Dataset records
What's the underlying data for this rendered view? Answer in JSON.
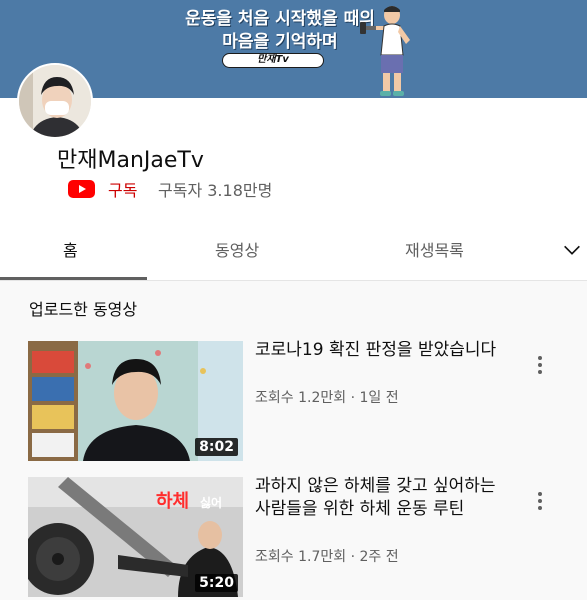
{
  "banner": {
    "line1": "운동을 처음 시작했을 때의",
    "line2": "마음을 기억하며",
    "pill": "만재Tv"
  },
  "channel": {
    "name": "만재ManJaeTv",
    "subscribe_label": "구독",
    "subscriber_count": "구독자 3.18만명"
  },
  "tabs": [
    {
      "label": "홈"
    },
    {
      "label": "동영상"
    },
    {
      "label": "재생목록"
    }
  ],
  "section": {
    "title": "업로드한 동영상"
  },
  "videos": [
    {
      "title": "코로나19 확진 판정을 받았습니다",
      "meta": "조회수 1.2만회 · 1일 전",
      "duration": "8:02"
    },
    {
      "title": "과하지 않은 하체를 갖고 싶어하는 사람들을 위한 하체 운동 루틴",
      "meta": "조회수 1.7만회 · 2주 전",
      "duration": "5:20",
      "overlay_word1": "하체",
      "overlay_word2": "싫어"
    }
  ],
  "icons": [
    "youtube-logo-icon",
    "chevron-down-icon",
    "more-vertical-icon"
  ],
  "colors": {
    "banner": "#4d7aa6",
    "subscribe": "#cc0000",
    "secondary_text": "#606060",
    "feed_background": "#f9f9f9"
  }
}
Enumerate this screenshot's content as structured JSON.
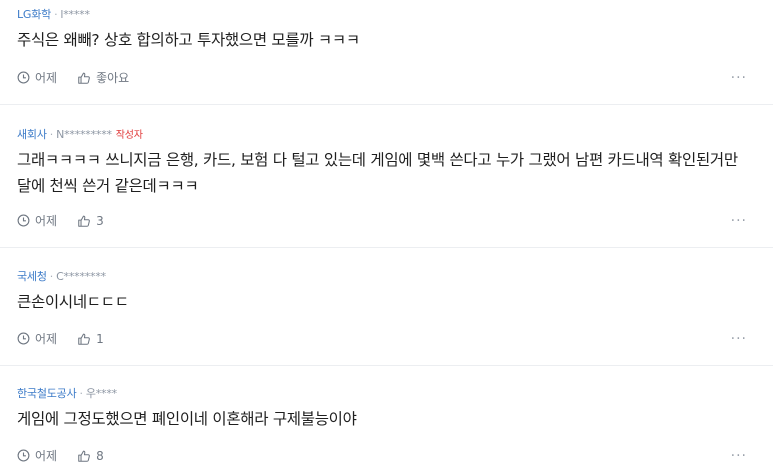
{
  "comments": [
    {
      "company": "LG화학",
      "author": "l*****",
      "author_tag": "",
      "text": "주식은 왜빼? 상호 합의하고 투자했으면 모를까 ㅋㅋㅋ",
      "time": "어제",
      "like": "좋아요"
    },
    {
      "company": "새회사",
      "author": "N*********",
      "author_tag": "작성자",
      "text": "그래ㅋㅋㅋㅋ 쓰니지금 은행, 카드, 보험 다 털고 있는데 게임에 몇백 쓴다고 누가 그랬어 남편 카드내역 확인된거만 달에 천씩 쓴거 같은데ㅋㅋㅋ",
      "time": "어제",
      "like": "3"
    },
    {
      "company": "국세청",
      "author": "C********",
      "author_tag": "",
      "text": "큰손이시네ㄷㄷㄷ",
      "time": "어제",
      "like": "1"
    },
    {
      "company": "한국철도공사",
      "author": "우****",
      "author_tag": "",
      "text": "게임에 그정도했으면 폐인이네 이혼해라 구제불능이야",
      "time": "어제",
      "like": "8"
    }
  ],
  "separator": "·",
  "more_label": "···",
  "icons": {
    "time": "clock-icon",
    "like": "thumbs-up-icon"
  }
}
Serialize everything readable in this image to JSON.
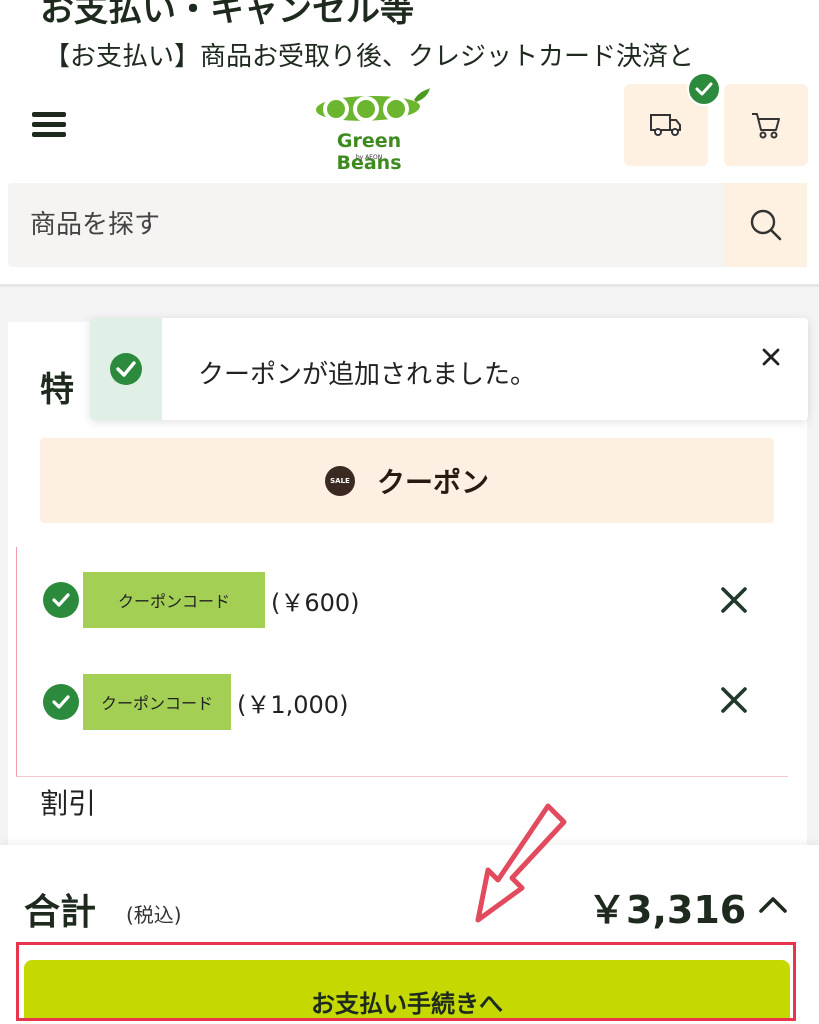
{
  "background": {
    "heading": "お支払い・キャンセル等",
    "text": "【お支払い】商品お受取り後、クレジットカード決済と"
  },
  "header": {
    "logo_text": "Green Beans",
    "logo_sub": "by AEON"
  },
  "search": {
    "placeholder": "商品を探す"
  },
  "section": {
    "title_partial": "特"
  },
  "coupon_bar": {
    "badge": "SALE",
    "label": "クーポン"
  },
  "coupons": [
    {
      "code": "クーポンコード",
      "amount": "(￥600)"
    },
    {
      "code": "クーポンコード",
      "amount": "(￥1,000)"
    }
  ],
  "discount_label": "割引",
  "toast": {
    "message": "クーポンが追加されました。"
  },
  "footer": {
    "total_label": "合計",
    "tax_note": "(税込)",
    "total_amount": "￥3,316",
    "pay_button": "お支払い手続きへ"
  },
  "colors": {
    "brand_green": "#3f8a1f",
    "check_green": "#2c8a3d",
    "chip_green": "#a3cf55",
    "pay_button": "#c5d900",
    "highlight_red": "#e8344d",
    "accent_cream": "#fff1e2"
  }
}
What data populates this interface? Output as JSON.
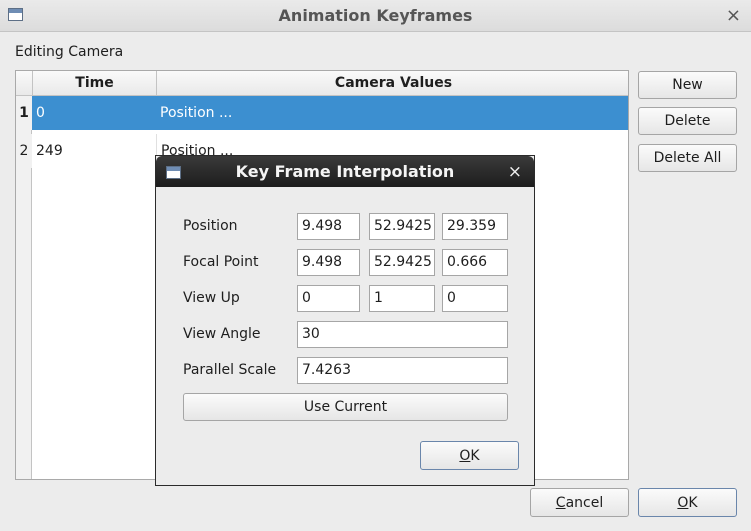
{
  "window": {
    "title": "Animation Keyframes",
    "close_glyph": "×",
    "icon": "window-icon"
  },
  "section_label": "Editing Camera",
  "table": {
    "columns": [
      "Time",
      "Camera Values"
    ],
    "rows": [
      {
        "num": "1",
        "time": "0",
        "values": "Position ...",
        "selected": true
      },
      {
        "num": "2",
        "time": "249",
        "values": "Position ...",
        "selected": false
      }
    ]
  },
  "side_buttons": {
    "new": "New",
    "delete": "Delete",
    "delete_all": "Delete All"
  },
  "footer": {
    "cancel_prefix": "",
    "cancel_mnemonic": "C",
    "cancel_rest": "ancel",
    "ok_mnemonic": "O",
    "ok_rest": "K"
  },
  "dialog": {
    "title": "Key Frame Interpolation",
    "close_glyph": "×",
    "labels": {
      "position": "Position",
      "focal_point": "Focal Point",
      "view_up": "View Up",
      "view_angle": "View Angle",
      "parallel_scale": "Parallel Scale"
    },
    "position": [
      "9.498",
      "52.9425",
      "29.359"
    ],
    "focal_point": [
      "9.498",
      "52.9425",
      "0.666"
    ],
    "view_up": [
      "0",
      "1",
      "0"
    ],
    "view_angle": "30",
    "parallel_scale": "7.4263",
    "use_current": "Use Current",
    "ok_mnemonic": "O",
    "ok_rest": "K"
  },
  "colors": {
    "selection": "#3c8fd0",
    "dialog_titlebar": "#1d1d1d"
  }
}
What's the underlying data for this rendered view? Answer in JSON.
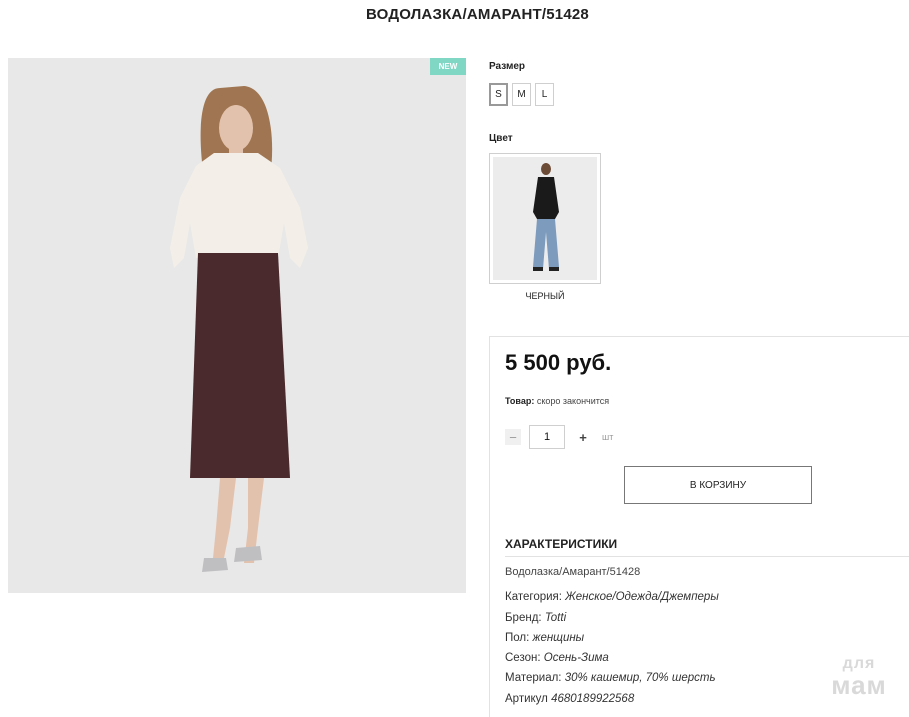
{
  "product": {
    "title": "ВОДОЛАЗКА/АМАРАНТ/51428",
    "badge": "NEW"
  },
  "options": {
    "size_label": "Размер",
    "sizes": [
      "S",
      "M",
      "L"
    ],
    "selected_size": "S",
    "color_label": "Цвет",
    "color_name": "ЧЕРНЫЙ"
  },
  "purchase": {
    "price": "5 500 руб.",
    "stock_label": "Товар:",
    "stock_value": "скоро закончится",
    "qty_minus": "−",
    "qty_value": "1",
    "qty_plus": "+",
    "qty_unit": "шт",
    "cart_button": "В КОРЗИНУ"
  },
  "specs": {
    "title": "ХАРАКТЕРИСТИКИ",
    "subtitle": "Водолазка/Амарант/51428",
    "rows": [
      {
        "label": "Категория:",
        "value": "Женское/Одежда/Джемперы"
      },
      {
        "label": "Бренд:",
        "value": "Totti"
      },
      {
        "label": "Пол:",
        "value": "женщины"
      },
      {
        "label": "Сезон:",
        "value": "Осень-Зима"
      },
      {
        "label": "Материал:",
        "value": "30% кашемир, 70% шерсть"
      },
      {
        "label": "Артикул",
        "value": "4680189922568"
      }
    ]
  },
  "watermark": {
    "line1": "для",
    "line2": "мам"
  },
  "colors": {
    "badge": "#7fd7c4",
    "skirt": "#4a2a2c",
    "sweater": "#f2efe9"
  }
}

DO THIS
Read the entries above, then pull out the lines that include "Camera".

TASK RESPONSE
  "section_label": "Editing Camera",
      "Camera Values"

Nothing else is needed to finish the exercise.